--- Begin DATA EXCERPTS ---

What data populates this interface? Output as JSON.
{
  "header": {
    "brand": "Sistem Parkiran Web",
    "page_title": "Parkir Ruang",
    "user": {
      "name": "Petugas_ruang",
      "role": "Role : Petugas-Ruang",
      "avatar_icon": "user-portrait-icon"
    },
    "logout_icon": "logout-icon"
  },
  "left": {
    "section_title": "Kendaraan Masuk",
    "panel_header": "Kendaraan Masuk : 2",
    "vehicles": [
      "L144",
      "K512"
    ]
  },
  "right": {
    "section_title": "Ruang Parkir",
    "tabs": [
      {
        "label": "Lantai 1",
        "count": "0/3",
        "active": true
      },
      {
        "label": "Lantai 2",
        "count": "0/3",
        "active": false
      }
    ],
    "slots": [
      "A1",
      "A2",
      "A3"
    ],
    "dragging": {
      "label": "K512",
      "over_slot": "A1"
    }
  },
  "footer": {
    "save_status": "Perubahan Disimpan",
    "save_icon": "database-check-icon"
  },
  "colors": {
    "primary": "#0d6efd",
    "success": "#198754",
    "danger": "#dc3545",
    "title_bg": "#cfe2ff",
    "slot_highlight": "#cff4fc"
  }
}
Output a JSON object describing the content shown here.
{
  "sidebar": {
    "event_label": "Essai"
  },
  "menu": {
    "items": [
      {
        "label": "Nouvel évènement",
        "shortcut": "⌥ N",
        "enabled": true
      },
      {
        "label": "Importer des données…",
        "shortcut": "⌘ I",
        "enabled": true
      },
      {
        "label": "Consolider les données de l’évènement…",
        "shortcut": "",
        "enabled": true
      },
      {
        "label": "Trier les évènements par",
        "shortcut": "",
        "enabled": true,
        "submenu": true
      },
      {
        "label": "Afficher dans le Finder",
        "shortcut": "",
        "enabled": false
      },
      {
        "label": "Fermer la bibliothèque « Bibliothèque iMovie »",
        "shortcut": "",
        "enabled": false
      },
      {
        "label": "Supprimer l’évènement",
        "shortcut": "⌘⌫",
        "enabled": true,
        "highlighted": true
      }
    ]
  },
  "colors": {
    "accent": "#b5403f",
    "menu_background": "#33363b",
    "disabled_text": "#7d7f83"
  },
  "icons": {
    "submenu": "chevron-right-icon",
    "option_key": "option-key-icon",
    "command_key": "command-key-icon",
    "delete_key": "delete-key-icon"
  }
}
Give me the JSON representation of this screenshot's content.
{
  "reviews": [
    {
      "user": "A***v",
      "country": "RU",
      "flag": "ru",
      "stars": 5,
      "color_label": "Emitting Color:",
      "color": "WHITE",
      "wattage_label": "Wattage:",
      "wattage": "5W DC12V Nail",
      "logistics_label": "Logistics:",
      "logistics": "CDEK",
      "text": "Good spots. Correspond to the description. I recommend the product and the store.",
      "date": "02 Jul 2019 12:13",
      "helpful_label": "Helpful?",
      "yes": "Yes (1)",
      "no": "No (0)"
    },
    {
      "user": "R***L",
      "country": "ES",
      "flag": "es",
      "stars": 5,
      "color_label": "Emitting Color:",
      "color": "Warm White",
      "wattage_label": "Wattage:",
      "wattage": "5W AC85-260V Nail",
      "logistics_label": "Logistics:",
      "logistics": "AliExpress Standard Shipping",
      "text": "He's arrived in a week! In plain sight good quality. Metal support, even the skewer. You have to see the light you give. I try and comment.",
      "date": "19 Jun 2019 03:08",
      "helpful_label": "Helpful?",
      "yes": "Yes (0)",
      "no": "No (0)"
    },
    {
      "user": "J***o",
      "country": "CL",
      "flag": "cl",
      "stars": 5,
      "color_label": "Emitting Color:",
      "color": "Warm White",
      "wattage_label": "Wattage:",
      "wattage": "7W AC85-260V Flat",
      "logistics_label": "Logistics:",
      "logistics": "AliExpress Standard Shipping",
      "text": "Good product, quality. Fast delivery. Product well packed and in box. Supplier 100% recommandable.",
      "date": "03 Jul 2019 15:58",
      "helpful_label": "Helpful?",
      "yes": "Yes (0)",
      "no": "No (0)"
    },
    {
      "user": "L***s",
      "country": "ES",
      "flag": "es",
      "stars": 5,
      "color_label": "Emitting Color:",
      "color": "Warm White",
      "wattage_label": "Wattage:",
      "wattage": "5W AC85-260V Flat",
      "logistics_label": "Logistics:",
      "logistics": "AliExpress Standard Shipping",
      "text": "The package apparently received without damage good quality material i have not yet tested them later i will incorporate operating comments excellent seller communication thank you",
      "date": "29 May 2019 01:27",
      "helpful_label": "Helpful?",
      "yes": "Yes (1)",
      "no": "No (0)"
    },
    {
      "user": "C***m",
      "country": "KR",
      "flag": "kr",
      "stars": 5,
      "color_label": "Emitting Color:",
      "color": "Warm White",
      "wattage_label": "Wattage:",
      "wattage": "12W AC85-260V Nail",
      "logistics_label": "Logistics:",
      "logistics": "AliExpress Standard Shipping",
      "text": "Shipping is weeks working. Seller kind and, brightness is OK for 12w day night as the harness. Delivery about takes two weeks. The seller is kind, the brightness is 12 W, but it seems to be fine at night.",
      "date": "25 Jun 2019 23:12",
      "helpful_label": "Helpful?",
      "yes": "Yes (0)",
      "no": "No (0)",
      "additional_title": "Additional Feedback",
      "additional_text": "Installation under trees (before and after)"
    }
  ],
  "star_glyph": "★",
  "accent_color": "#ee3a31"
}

--- End DATA EXCERPTS ---

__WHAT TO PRODUCE__
Of the lines above, how many contain the string "have"? Only the number is required.

__SOLUTION TO THE PROBLEM__
2